((

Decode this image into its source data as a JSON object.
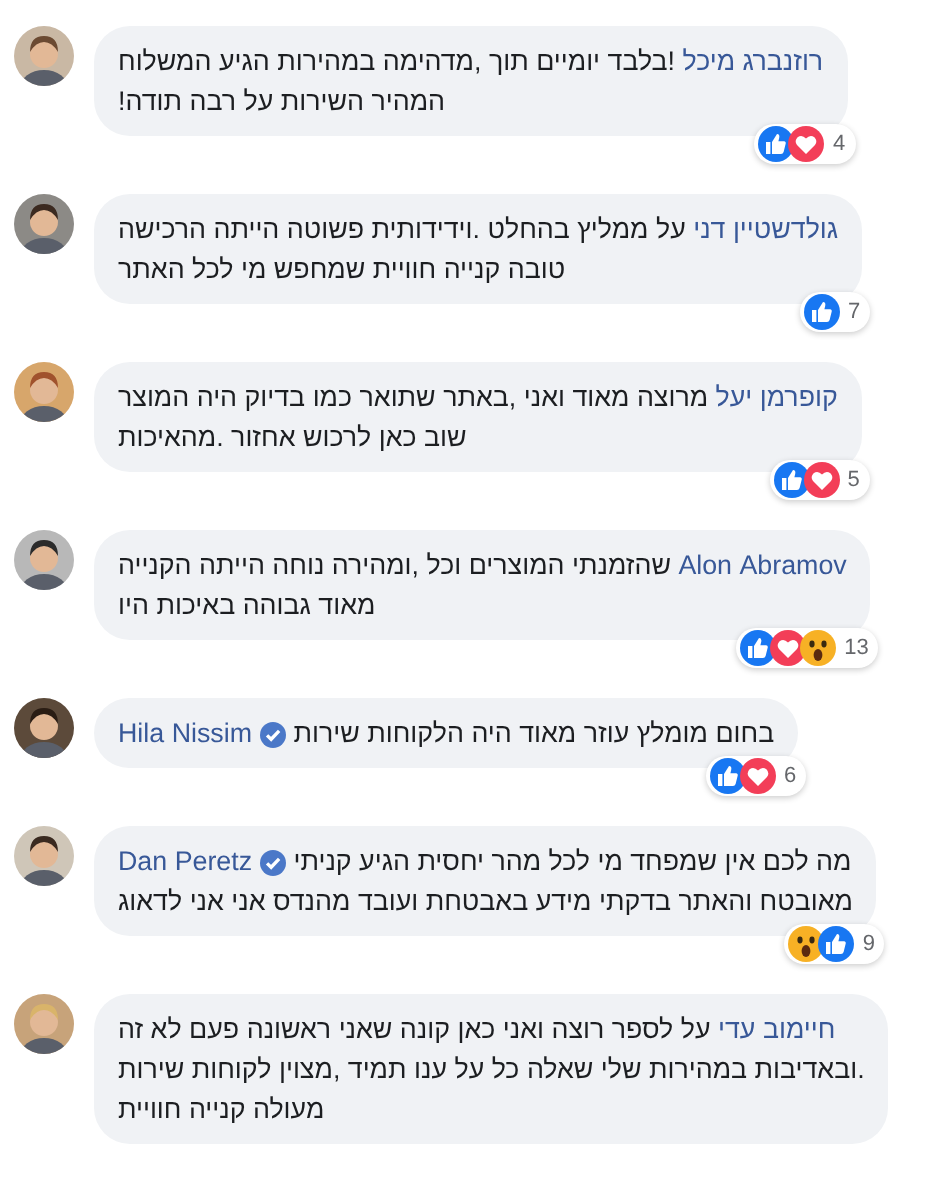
{
  "comments": [
    {
      "lines": [
        [
          {
            "kind": "name",
            "text": "מיכל רוזנברג",
            "verified": false
          },
          {
            "kind": "text",
            "text": "המשלוח הגיע במהירות מדהימה, תוך יומיים בלבד!"
          }
        ],
        [
          {
            "kind": "text",
            "text": "!תודה רבה על השירות המהיר"
          }
        ]
      ],
      "reactions": [
        {
          "kind": "like"
        },
        {
          "kind": "love"
        }
      ],
      "count": "4"
    },
    {
      "lines": [
        [
          {
            "kind": "name",
            "text": "דני גולדשטיין",
            "verified": false
          },
          {
            "kind": "text",
            "text": "הרכישה הייתה פשוטה וידידותית. בהחלט ממליץ על"
          }
        ],
        [
          {
            "kind": "text",
            "text": "האתר לכל מי שמחפש חוויית קנייה טובה"
          }
        ]
      ],
      "reactions": [
        {
          "kind": "like"
        }
      ],
      "count": "7"
    },
    {
      "lines": [
        [
          {
            "kind": "name",
            "text": "יעל קופרמן",
            "verified": false
          },
          {
            "kind": "text",
            "text": "המוצר היה בדיוק כמו שתואר באתר, ואני מאוד מרוצה"
          }
        ],
        [
          {
            "kind": "text",
            "text": "מהאיכות. אחזור לרכוש כאן שוב"
          }
        ]
      ],
      "reactions": [
        {
          "kind": "like"
        },
        {
          "kind": "love"
        }
      ],
      "count": "5"
    },
    {
      "lines": [
        [
          {
            "kind": "name",
            "text": "Alon Abramov",
            "verified": false
          },
          {
            "kind": "text",
            "text": "הקנייה הייתה נוחה ומהירה, וכל המוצרים שהזמנתי"
          }
        ],
        [
          {
            "kind": "text",
            "text": "היו באיכות גבוהה מאוד"
          }
        ]
      ],
      "reactions": [
        {
          "kind": "like"
        },
        {
          "kind": "love"
        },
        {
          "kind": "wow"
        }
      ],
      "count": "13"
    },
    {
      "lines": [
        [
          {
            "kind": "text",
            "text": "שירות הלקוחות היה מאוד עוזר מומלץ בחום"
          },
          {
            "kind": "name",
            "text": "Hila Nissim",
            "verified": true
          }
        ]
      ],
      "reactions": [
        {
          "kind": "like"
        },
        {
          "kind": "love"
        }
      ],
      "count": "6"
    },
    {
      "lines": [
        [
          {
            "kind": "text",
            "text": "קניתי הגיע יחסית מהר לכל מי שמפחד אין לכם מה"
          },
          {
            "kind": "name",
            "text": "Dan Peretz",
            "verified": true
          }
        ],
        [
          {
            "kind": "text",
            "text": "לדאוג אני אני מהנדס ועובד באבטחת מידע בדקתי והאתר מאובטח"
          }
        ]
      ],
      "reactions": [
        {
          "kind": "wow"
        },
        {
          "kind": "like"
        }
      ],
      "count": "9"
    },
    {
      "lines": [
        [
          {
            "kind": "name",
            "text": "עדי חיימוב",
            "verified": false
          },
          {
            "kind": "text",
            "text": "זה לא פעם ראשונה שאני קונה כאן ואני רוצה לספר על"
          }
        ],
        [
          {
            "kind": "text",
            "text": "שירות לקוחות מצוין, תמיד ענו על כל שאלה שלי במהירות ובאדיבות."
          }
        ],
        [
          {
            "kind": "text",
            "text": "חוויית קנייה מעולה"
          }
        ]
      ]
    }
  ]
}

))

→ Given task
Go through the records and copy each line with "ואני" in it.

→ The completed task
            "text": "המוצר היה בדיוק כמו שתואר באתר, ואני מאוד מרוצה"
            "text": "זה לא פעם ראשונה שאני קונה כאן ואני רוצה לספר על"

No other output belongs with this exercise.